Output the data exactly, with every line intact.

START Data in this exercise

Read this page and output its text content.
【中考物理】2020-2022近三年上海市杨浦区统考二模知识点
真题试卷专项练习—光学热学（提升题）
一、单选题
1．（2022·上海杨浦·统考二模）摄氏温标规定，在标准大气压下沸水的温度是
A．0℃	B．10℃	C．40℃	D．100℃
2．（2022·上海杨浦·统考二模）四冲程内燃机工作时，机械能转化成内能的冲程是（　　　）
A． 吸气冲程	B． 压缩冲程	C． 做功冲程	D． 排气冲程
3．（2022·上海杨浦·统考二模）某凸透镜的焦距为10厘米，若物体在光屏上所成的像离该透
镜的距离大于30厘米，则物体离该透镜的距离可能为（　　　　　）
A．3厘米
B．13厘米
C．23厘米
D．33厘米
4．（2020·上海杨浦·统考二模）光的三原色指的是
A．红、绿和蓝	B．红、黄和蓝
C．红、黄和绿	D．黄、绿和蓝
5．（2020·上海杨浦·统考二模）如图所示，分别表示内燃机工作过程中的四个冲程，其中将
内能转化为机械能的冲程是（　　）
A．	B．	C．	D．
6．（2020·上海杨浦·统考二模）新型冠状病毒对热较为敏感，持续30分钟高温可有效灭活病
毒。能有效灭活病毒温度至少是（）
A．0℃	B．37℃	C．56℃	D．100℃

END Data in this exercise

* **Expected output**
Read this page and output its text content.
【中考物理】2020-2022近三年上海市杨浦区统考二模知识点
真题试卷专项练习—光学热学（提升题）
一、单选题
1．（2022·上海杨浦·统考二模）摄氏温标规定，在标准大气压下沸水的温度是
A．0℃	B．10℃	C．40℃	D．100℃
2．（2022·上海杨浦·统考二模）四冲程内燃机工作时，机械能转化成内能的冲程是（　　　）
A． 吸气冲程	B． 压缩冲程	C． 做功冲程	D． 排气冲程
3．（2022·上海杨浦·统考二模）某凸透镜的焦距为10厘米，若物体在光屏上所成的像离该透
镜的距离大于30厘米，则物体离该透镜的距离可能为（　　　　　）
A．3厘米
B．13厘米
C．23厘米
D．33厘米
4．（2020·上海杨浦·统考二模）光的三原色指的是
A．红、绿和蓝	B．红、黄和蓝
C．红、黄和绿	D．黄、绿和蓝
5．（2020·上海杨浦·统考二模）如图所示，分别表示内燃机工作过程中的四个冲程，其中将
内能转化为机械能的冲程是（　　）
A．	B．	C．	D．
6．（2020·上海杨浦·统考二模）新型冠状病毒对热较为敏感，持续30分钟高温可有效灭活病
毒。能有效灭活病毒温度至少是（）
A．0℃	B．37℃	C．56℃	D．100℃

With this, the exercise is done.